Objective: Copy out the lines word for word, beginning with the line that contains "Decompose this screenshot" and continuing through the line that contains "cell-a[interactable] [37, 246, 129, 266]". Include both of those lines, and leave out the pictures.

Records for this exercise:
══════════
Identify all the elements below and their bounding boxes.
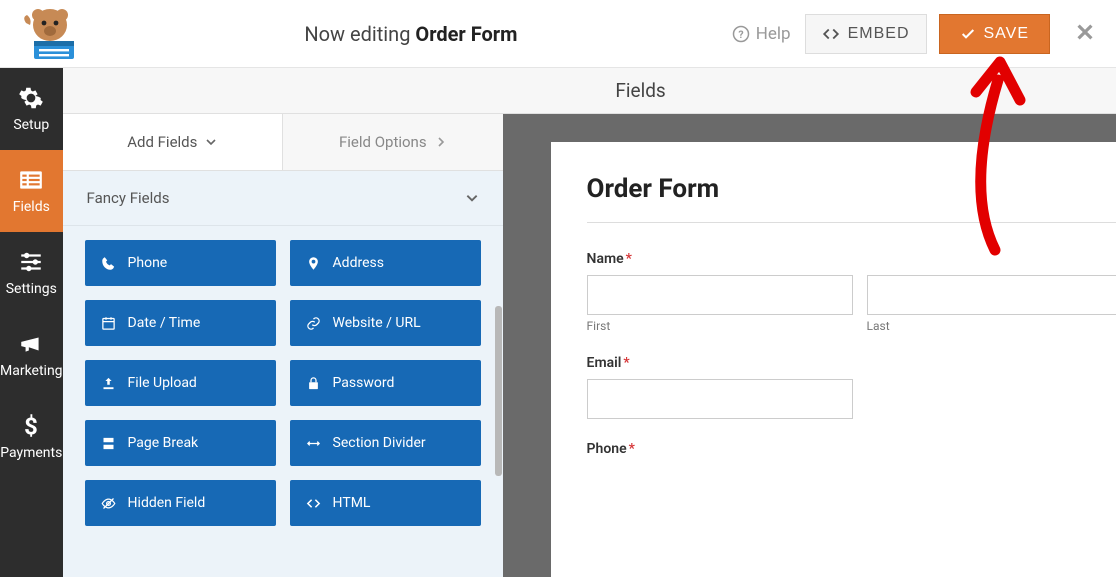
══════════
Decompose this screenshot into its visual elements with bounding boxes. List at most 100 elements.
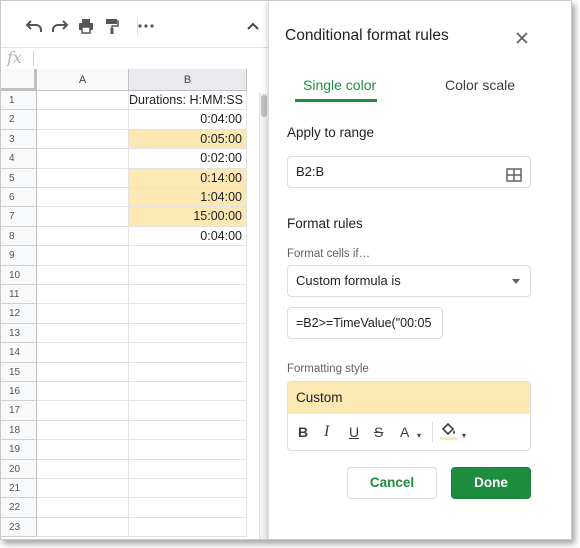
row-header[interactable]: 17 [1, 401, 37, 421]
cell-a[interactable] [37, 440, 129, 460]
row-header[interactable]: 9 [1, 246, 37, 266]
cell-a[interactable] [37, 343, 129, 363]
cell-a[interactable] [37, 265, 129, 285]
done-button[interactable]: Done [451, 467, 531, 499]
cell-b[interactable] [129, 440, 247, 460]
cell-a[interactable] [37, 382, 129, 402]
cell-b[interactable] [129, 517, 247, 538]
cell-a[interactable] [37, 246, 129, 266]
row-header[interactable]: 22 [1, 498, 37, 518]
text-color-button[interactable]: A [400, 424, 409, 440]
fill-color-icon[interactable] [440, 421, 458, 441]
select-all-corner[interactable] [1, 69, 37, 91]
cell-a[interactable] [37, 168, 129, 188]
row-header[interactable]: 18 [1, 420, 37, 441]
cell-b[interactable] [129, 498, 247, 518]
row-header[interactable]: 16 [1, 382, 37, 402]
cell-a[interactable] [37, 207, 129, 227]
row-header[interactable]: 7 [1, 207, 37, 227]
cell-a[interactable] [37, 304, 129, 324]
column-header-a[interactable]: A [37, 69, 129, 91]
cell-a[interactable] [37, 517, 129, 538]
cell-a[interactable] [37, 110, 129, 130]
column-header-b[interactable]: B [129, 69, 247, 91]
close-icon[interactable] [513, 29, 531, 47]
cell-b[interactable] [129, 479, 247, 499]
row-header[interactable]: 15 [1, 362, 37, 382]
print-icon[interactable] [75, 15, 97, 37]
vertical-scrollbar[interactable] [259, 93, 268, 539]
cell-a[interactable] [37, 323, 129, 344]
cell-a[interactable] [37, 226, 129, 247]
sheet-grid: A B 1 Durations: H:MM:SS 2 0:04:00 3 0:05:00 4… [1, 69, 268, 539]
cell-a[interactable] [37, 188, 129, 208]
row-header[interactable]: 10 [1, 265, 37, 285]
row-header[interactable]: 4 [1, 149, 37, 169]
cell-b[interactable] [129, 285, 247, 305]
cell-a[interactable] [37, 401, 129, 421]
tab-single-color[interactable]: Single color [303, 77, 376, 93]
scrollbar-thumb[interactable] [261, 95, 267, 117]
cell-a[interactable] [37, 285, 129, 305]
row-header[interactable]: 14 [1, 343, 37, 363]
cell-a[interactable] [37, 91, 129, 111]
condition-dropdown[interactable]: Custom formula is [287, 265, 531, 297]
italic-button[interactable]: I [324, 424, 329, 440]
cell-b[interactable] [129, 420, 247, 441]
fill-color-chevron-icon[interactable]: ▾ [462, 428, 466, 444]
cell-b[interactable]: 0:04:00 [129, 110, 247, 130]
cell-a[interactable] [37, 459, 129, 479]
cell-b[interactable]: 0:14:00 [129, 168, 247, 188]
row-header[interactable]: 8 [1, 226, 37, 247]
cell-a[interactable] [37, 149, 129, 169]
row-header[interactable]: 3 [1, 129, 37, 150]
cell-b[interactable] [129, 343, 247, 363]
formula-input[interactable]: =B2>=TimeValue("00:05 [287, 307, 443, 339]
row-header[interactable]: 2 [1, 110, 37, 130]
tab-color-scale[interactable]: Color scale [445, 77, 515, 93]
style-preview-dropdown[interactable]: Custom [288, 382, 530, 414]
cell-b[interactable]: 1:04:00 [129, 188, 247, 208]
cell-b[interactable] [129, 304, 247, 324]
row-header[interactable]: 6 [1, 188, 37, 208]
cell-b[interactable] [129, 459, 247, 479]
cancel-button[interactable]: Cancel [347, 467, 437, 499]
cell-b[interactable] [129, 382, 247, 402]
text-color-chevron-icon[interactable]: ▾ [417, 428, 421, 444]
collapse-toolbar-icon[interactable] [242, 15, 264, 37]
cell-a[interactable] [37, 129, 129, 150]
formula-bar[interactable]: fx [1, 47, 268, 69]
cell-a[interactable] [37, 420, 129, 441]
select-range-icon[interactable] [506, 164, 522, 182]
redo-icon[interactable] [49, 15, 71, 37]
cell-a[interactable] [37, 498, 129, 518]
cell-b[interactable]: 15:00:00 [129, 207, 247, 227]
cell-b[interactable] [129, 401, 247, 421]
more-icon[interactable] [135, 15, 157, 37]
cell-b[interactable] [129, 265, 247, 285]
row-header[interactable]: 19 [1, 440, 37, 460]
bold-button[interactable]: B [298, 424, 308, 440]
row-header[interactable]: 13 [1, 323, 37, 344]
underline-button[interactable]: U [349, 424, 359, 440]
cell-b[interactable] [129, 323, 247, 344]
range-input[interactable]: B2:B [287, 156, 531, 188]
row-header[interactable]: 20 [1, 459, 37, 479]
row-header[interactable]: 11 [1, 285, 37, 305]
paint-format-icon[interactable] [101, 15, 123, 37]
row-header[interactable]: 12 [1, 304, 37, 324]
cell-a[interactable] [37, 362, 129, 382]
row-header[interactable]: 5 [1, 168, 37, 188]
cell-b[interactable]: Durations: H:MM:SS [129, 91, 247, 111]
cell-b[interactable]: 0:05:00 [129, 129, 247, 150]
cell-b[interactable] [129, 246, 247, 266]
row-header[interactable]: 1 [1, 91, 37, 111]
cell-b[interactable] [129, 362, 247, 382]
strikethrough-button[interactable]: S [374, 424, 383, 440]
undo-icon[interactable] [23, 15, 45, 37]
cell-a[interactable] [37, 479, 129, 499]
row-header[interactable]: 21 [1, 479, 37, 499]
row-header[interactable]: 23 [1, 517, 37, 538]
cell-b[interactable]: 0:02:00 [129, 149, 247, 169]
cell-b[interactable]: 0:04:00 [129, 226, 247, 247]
══════════
Answer below:
Decompose this screenshot into its visual elements with bounding boxes. List at most 100 elements.
row-header[interactable]: 17 [1, 401, 37, 421]
cell-a[interactable] [37, 440, 129, 460]
row-header[interactable]: 9 [1, 246, 37, 266]
cell-a[interactable] [37, 343, 129, 363]
cell-a[interactable] [37, 265, 129, 285]
done-button[interactable]: Done [451, 467, 531, 499]
cell-b[interactable] [129, 440, 247, 460]
cell-a[interactable] [37, 382, 129, 402]
cell-b[interactable] [129, 517, 247, 538]
cell-a[interactable] [37, 246, 129, 266]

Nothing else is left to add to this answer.